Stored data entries
▼▼▼
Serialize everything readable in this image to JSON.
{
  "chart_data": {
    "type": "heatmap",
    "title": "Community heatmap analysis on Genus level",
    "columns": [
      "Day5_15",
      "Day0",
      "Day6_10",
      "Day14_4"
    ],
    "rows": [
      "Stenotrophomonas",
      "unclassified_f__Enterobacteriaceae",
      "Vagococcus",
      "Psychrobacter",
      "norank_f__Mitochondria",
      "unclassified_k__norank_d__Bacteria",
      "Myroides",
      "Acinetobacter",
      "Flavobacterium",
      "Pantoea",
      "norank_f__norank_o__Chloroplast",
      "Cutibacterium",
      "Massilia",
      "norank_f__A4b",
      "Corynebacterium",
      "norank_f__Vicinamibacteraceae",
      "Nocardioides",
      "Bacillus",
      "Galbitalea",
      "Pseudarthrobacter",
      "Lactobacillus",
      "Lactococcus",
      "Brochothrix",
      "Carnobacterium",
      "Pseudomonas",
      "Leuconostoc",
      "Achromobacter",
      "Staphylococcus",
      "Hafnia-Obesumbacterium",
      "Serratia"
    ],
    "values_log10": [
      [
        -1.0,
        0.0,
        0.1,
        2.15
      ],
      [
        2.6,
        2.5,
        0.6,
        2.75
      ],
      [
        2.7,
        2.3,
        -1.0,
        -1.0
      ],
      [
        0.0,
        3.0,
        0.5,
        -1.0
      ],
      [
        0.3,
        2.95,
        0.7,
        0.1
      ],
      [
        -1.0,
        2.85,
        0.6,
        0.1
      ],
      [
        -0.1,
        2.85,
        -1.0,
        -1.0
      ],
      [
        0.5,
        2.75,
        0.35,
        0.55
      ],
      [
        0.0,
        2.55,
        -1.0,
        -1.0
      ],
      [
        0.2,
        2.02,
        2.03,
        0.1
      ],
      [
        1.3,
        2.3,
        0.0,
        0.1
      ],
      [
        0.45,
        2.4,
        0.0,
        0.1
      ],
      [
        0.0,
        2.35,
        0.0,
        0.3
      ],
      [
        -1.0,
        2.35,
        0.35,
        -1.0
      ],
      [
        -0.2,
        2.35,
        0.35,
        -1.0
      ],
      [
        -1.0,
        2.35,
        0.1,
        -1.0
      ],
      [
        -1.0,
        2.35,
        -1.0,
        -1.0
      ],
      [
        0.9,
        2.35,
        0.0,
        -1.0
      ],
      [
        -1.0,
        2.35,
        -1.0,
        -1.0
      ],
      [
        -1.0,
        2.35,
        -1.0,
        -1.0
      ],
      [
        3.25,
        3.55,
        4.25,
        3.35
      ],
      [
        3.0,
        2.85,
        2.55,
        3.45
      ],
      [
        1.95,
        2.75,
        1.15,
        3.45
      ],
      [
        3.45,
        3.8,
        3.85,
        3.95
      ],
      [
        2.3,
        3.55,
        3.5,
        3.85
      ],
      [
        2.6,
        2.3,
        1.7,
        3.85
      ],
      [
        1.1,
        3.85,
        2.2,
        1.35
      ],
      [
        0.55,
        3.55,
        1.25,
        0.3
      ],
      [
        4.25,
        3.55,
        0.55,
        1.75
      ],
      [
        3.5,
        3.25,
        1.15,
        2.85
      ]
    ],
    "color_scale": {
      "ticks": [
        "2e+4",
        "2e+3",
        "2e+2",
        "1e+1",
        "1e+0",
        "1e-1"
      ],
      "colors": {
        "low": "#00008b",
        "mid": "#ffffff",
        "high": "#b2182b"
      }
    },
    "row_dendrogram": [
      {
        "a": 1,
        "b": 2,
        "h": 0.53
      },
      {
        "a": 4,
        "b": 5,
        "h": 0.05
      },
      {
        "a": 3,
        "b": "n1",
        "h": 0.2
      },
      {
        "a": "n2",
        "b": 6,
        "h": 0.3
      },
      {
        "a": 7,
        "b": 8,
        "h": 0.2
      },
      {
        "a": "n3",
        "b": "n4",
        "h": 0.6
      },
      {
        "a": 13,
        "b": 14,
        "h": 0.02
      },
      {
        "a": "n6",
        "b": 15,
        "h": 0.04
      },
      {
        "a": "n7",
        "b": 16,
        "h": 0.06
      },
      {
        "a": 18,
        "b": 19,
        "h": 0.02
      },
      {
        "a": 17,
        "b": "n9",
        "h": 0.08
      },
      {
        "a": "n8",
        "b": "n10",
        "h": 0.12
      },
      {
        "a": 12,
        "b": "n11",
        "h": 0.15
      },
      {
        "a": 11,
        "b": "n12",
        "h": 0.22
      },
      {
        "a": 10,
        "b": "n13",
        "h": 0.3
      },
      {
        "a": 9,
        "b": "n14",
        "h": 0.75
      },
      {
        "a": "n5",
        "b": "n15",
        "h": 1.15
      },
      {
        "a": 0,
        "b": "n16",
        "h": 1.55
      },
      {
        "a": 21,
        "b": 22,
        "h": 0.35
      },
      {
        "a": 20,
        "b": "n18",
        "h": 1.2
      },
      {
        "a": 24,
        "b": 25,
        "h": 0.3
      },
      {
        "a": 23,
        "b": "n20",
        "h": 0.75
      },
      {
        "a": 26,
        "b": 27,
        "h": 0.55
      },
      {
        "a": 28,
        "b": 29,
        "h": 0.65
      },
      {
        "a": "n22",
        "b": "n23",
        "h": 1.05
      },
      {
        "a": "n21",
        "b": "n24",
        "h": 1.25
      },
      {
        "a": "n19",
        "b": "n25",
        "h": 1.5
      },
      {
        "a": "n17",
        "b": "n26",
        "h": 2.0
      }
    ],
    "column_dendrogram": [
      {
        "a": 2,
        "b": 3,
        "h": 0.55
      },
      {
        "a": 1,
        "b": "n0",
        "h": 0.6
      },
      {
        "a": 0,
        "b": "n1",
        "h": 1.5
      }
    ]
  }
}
▲▲▲
> How to complete this task: A complete, exact repeat of the records is the required answer.

> Final answer:
Serialize everything readable in this image to JSON.
{
  "chart_data": {
    "type": "heatmap",
    "title": "Community heatmap analysis on Genus level",
    "columns": [
      "Day5_15",
      "Day0",
      "Day6_10",
      "Day14_4"
    ],
    "rows": [
      "Stenotrophomonas",
      "unclassified_f__Enterobacteriaceae",
      "Vagococcus",
      "Psychrobacter",
      "norank_f__Mitochondria",
      "unclassified_k__norank_d__Bacteria",
      "Myroides",
      "Acinetobacter",
      "Flavobacterium",
      "Pantoea",
      "norank_f__norank_o__Chloroplast",
      "Cutibacterium",
      "Massilia",
      "norank_f__A4b",
      "Corynebacterium",
      "norank_f__Vicinamibacteraceae",
      "Nocardioides",
      "Bacillus",
      "Galbitalea",
      "Pseudarthrobacter",
      "Lactobacillus",
      "Lactococcus",
      "Brochothrix",
      "Carnobacterium",
      "Pseudomonas",
      "Leuconostoc",
      "Achromobacter",
      "Staphylococcus",
      "Hafnia-Obesumbacterium",
      "Serratia"
    ],
    "values_log10": [
      [
        -1.0,
        0.0,
        0.1,
        2.15
      ],
      [
        2.6,
        2.5,
        0.6,
        2.75
      ],
      [
        2.7,
        2.3,
        -1.0,
        -1.0
      ],
      [
        0.0,
        3.0,
        0.5,
        -1.0
      ],
      [
        0.3,
        2.95,
        0.7,
        0.1
      ],
      [
        -1.0,
        2.85,
        0.6,
        0.1
      ],
      [
        -0.1,
        2.85,
        -1.0,
        -1.0
      ],
      [
        0.5,
        2.75,
        0.35,
        0.55
      ],
      [
        0.0,
        2.55,
        -1.0,
        -1.0
      ],
      [
        0.2,
        2.02,
        2.03,
        0.1
      ],
      [
        1.3,
        2.3,
        0.0,
        0.1
      ],
      [
        0.45,
        2.4,
        0.0,
        0.1
      ],
      [
        0.0,
        2.35,
        0.0,
        0.3
      ],
      [
        -1.0,
        2.35,
        0.35,
        -1.0
      ],
      [
        -0.2,
        2.35,
        0.35,
        -1.0
      ],
      [
        -1.0,
        2.35,
        0.1,
        -1.0
      ],
      [
        -1.0,
        2.35,
        -1.0,
        -1.0
      ],
      [
        0.9,
        2.35,
        0.0,
        -1.0
      ],
      [
        -1.0,
        2.35,
        -1.0,
        -1.0
      ],
      [
        -1.0,
        2.35,
        -1.0,
        -1.0
      ],
      [
        3.25,
        3.55,
        4.25,
        3.35
      ],
      [
        3.0,
        2.85,
        2.55,
        3.45
      ],
      [
        1.95,
        2.75,
        1.15,
        3.45
      ],
      [
        3.45,
        3.8,
        3.85,
        3.95
      ],
      [
        2.3,
        3.55,
        3.5,
        3.85
      ],
      [
        2.6,
        2.3,
        1.7,
        3.85
      ],
      [
        1.1,
        3.85,
        2.2,
        1.35
      ],
      [
        0.55,
        3.55,
        1.25,
        0.3
      ],
      [
        4.25,
        3.55,
        0.55,
        1.75
      ],
      [
        3.5,
        3.25,
        1.15,
        2.85
      ]
    ],
    "color_scale": {
      "ticks": [
        "2e+4",
        "2e+3",
        "2e+2",
        "1e+1",
        "1e+0",
        "1e-1"
      ],
      "colors": {
        "low": "#00008b",
        "mid": "#ffffff",
        "high": "#b2182b"
      }
    },
    "row_dendrogram": [
      {
        "a": 1,
        "b": 2,
        "h": 0.53
      },
      {
        "a": 4,
        "b": 5,
        "h": 0.05
      },
      {
        "a": 3,
        "b": "n1",
        "h": 0.2
      },
      {
        "a": "n2",
        "b": 6,
        "h": 0.3
      },
      {
        "a": 7,
        "b": 8,
        "h": 0.2
      },
      {
        "a": "n3",
        "b": "n4",
        "h": 0.6
      },
      {
        "a": 13,
        "b": 14,
        "h": 0.02
      },
      {
        "a": "n6",
        "b": 15,
        "h": 0.04
      },
      {
        "a": "n7",
        "b": 16,
        "h": 0.06
      },
      {
        "a": 18,
        "b": 19,
        "h": 0.02
      },
      {
        "a": 17,
        "b": "n9",
        "h": 0.08
      },
      {
        "a": "n8",
        "b": "n10",
        "h": 0.12
      },
      {
        "a": 12,
        "b": "n11",
        "h": 0.15
      },
      {
        "a": 11,
        "b": "n12",
        "h": 0.22
      },
      {
        "a": 10,
        "b": "n13",
        "h": 0.3
      },
      {
        "a": 9,
        "b": "n14",
        "h": 0.75
      },
      {
        "a": "n5",
        "b": "n15",
        "h": 1.15
      },
      {
        "a": 0,
        "b": "n16",
        "h": 1.55
      },
      {
        "a": 21,
        "b": 22,
        "h": 0.35
      },
      {
        "a": 20,
        "b": "n18",
        "h": 1.2
      },
      {
        "a": 24,
        "b": 25,
        "h": 0.3
      },
      {
        "a": 23,
        "b": "n20",
        "h": 0.75
      },
      {
        "a": 26,
        "b": 27,
        "h": 0.55
      },
      {
        "a": 28,
        "b": 29,
        "h": 0.65
      },
      {
        "a": "n22",
        "b": "n23",
        "h": 1.05
      },
      {
        "a": "n21",
        "b": "n24",
        "h": 1.25
      },
      {
        "a": "n19",
        "b": "n25",
        "h": 1.5
      },
      {
        "a": "n17",
        "b": "n26",
        "h": 2.0
      }
    ],
    "column_dendrogram": [
      {
        "a": 2,
        "b": 3,
        "h": 0.55
      },
      {
        "a": 1,
        "b": "n0",
        "h": 0.6
      },
      {
        "a": 0,
        "b": "n1",
        "h": 1.5
      }
    ]
  }
}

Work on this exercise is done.